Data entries
────────────────────────────────────────
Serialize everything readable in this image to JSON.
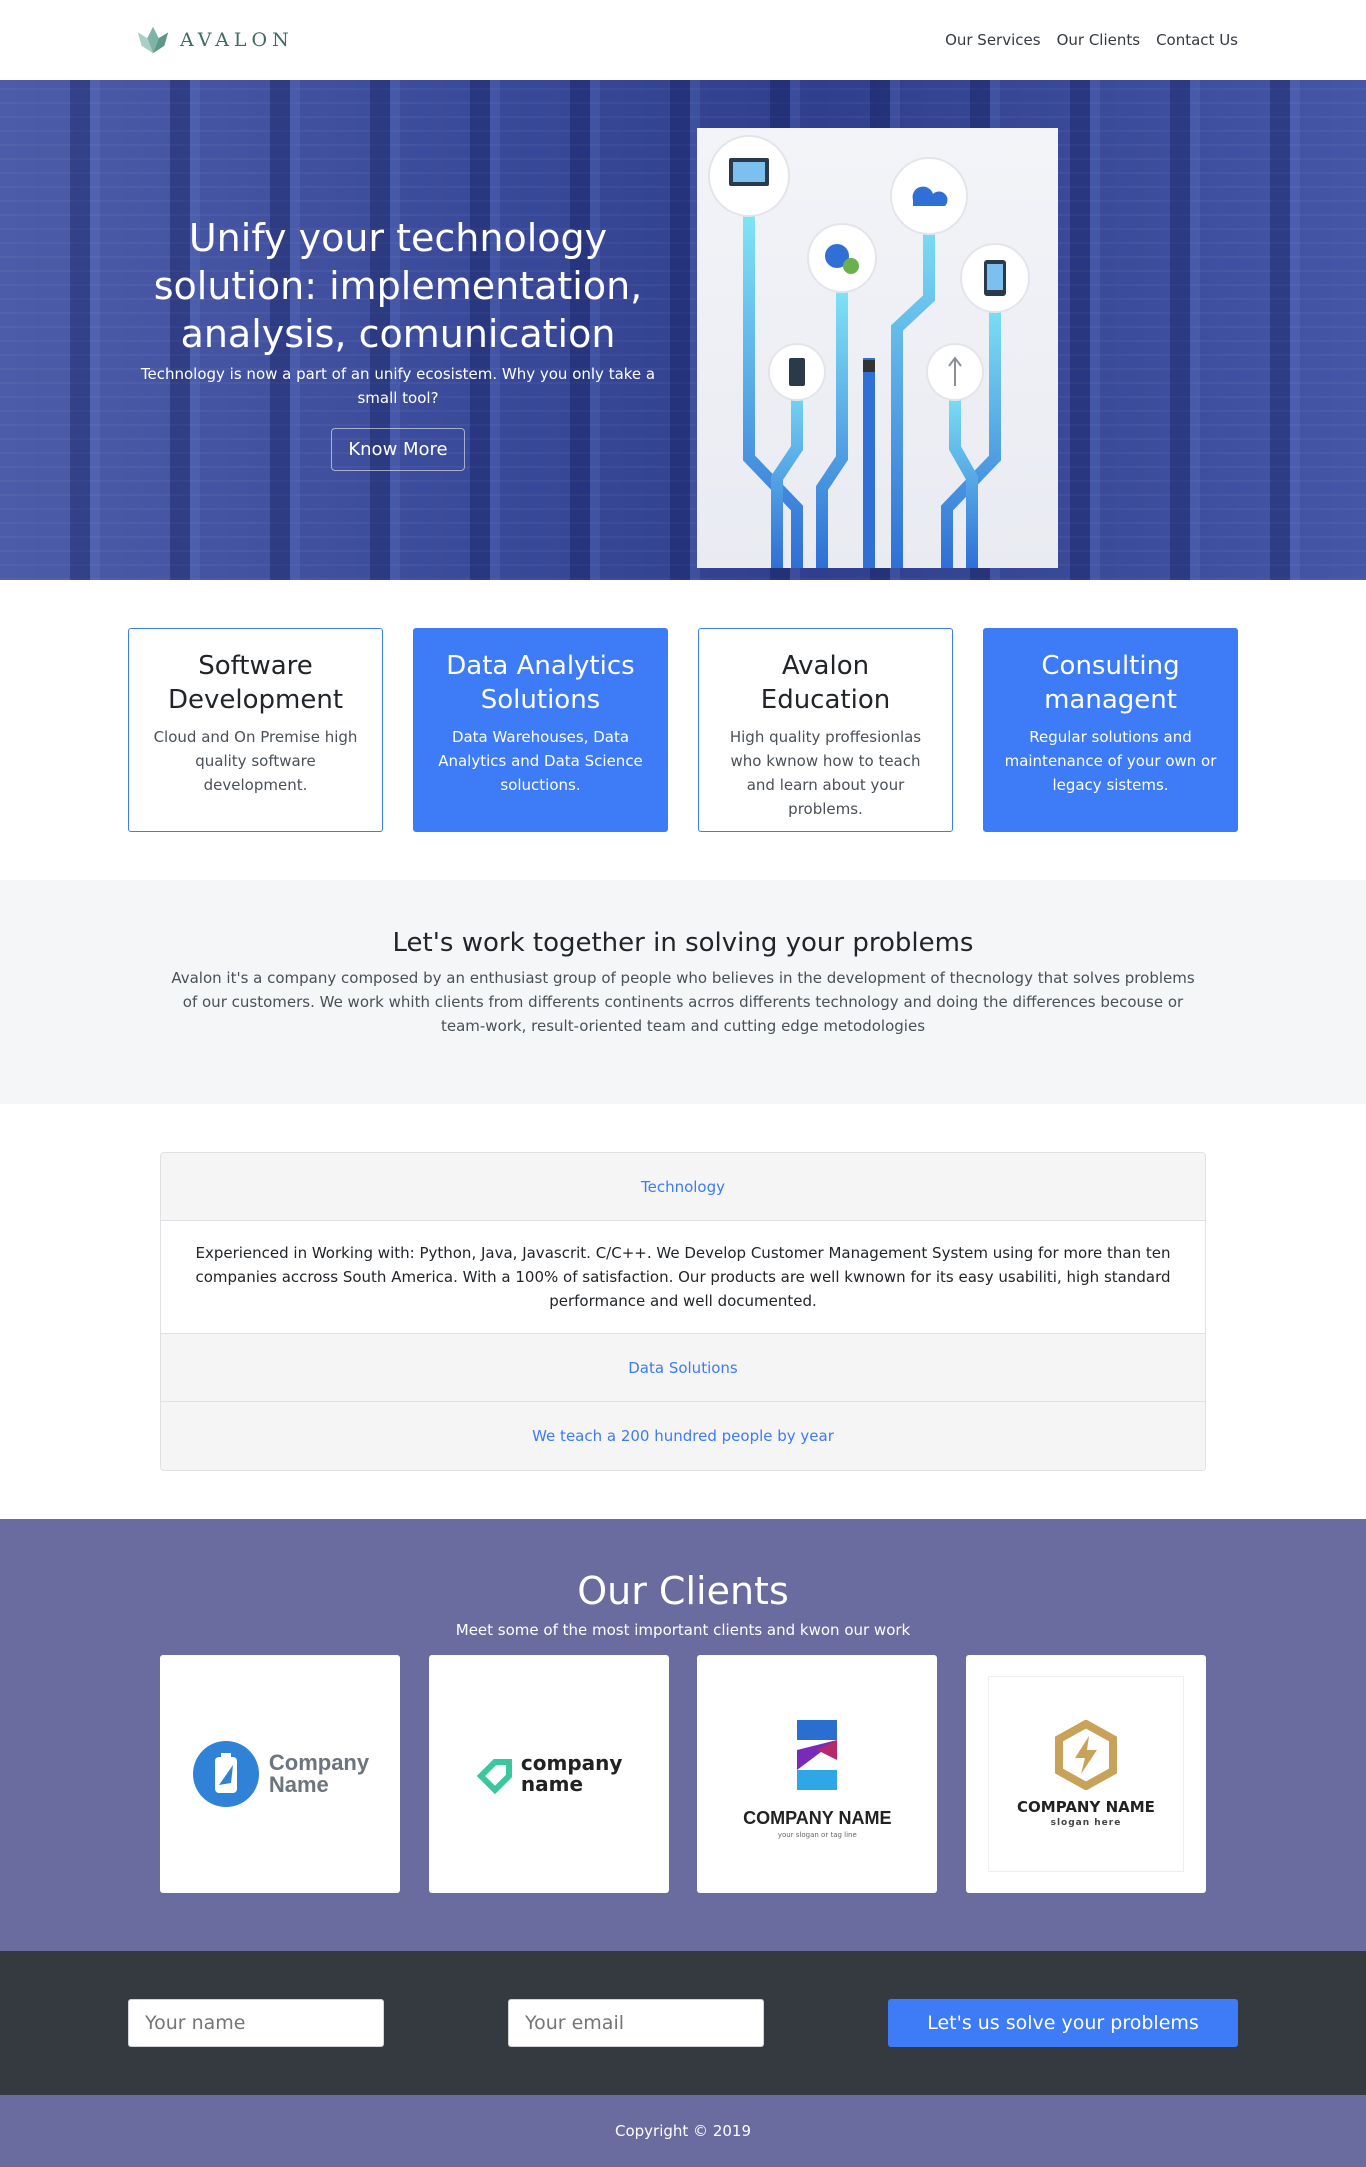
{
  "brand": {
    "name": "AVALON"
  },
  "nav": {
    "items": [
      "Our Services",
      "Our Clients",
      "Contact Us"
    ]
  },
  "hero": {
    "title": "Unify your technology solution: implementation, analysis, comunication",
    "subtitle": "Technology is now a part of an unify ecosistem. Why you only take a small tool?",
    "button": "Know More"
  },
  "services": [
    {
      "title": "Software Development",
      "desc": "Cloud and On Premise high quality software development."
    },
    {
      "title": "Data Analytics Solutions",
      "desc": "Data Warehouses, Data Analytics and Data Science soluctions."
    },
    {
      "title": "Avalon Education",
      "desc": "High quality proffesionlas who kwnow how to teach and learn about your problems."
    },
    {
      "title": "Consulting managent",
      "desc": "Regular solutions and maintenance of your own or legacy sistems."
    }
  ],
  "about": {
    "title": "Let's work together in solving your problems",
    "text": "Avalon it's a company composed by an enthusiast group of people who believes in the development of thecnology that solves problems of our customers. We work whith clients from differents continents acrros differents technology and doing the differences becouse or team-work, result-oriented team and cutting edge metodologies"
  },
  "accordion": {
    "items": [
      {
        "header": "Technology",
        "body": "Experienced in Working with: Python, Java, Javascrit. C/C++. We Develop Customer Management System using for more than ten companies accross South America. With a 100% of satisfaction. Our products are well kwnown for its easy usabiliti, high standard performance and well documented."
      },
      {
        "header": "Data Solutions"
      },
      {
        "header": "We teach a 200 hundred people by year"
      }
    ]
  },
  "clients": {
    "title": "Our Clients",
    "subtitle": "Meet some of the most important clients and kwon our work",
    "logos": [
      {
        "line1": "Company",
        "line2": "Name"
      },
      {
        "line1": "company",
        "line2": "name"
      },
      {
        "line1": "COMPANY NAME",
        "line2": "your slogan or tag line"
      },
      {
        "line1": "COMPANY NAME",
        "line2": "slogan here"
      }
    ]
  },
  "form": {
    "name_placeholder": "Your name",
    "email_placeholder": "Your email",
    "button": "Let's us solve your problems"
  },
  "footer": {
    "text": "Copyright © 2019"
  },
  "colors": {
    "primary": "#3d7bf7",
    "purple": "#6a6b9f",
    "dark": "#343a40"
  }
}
────────────────────────────────────────
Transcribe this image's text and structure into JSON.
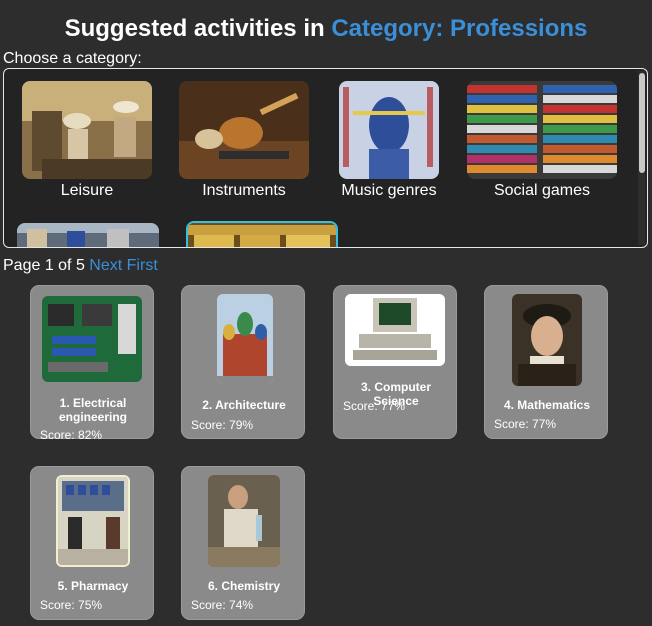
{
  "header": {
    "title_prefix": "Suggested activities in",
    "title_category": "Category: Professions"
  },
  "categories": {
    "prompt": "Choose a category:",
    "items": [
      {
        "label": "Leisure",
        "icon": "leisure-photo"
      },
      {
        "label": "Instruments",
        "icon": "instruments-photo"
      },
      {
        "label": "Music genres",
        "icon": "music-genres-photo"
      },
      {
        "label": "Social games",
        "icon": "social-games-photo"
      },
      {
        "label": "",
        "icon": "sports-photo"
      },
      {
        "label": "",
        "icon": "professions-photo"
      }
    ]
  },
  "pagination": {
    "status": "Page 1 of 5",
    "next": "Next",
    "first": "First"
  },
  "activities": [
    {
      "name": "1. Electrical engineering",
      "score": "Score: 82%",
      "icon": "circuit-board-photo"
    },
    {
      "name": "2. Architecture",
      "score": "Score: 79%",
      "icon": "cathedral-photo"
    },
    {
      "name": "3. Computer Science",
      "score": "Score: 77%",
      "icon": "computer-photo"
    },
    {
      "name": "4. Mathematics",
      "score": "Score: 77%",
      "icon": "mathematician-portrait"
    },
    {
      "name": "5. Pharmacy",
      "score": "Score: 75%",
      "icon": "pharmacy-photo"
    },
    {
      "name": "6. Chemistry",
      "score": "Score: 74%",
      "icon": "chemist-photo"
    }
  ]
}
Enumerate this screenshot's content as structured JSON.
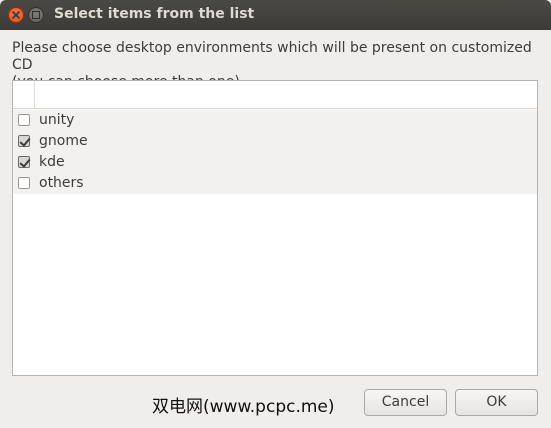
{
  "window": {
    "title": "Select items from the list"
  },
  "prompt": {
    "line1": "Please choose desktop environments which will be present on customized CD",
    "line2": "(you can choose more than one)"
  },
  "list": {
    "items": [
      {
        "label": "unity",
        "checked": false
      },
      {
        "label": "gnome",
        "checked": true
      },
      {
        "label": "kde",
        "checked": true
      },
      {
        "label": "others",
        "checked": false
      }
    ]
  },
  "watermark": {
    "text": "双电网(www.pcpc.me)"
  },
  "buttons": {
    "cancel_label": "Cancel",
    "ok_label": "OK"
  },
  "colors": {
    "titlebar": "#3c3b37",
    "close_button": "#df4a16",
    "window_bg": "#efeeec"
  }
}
────────────────────────────────────────
REQUEST — Within the data above, pick out all lines holding the word "than".

CORRECT RESPONSE —
        "body": "Experienced in Working with: Python, Java, Javascrit. C/C++. We Develop Customer Management System using for more than ten companies accross South America. With a 100% of satisfaction. Our products are well kwnown for its easy usabiliti, high standard performance and well documented."
    "line2": "(you can choose more than one)"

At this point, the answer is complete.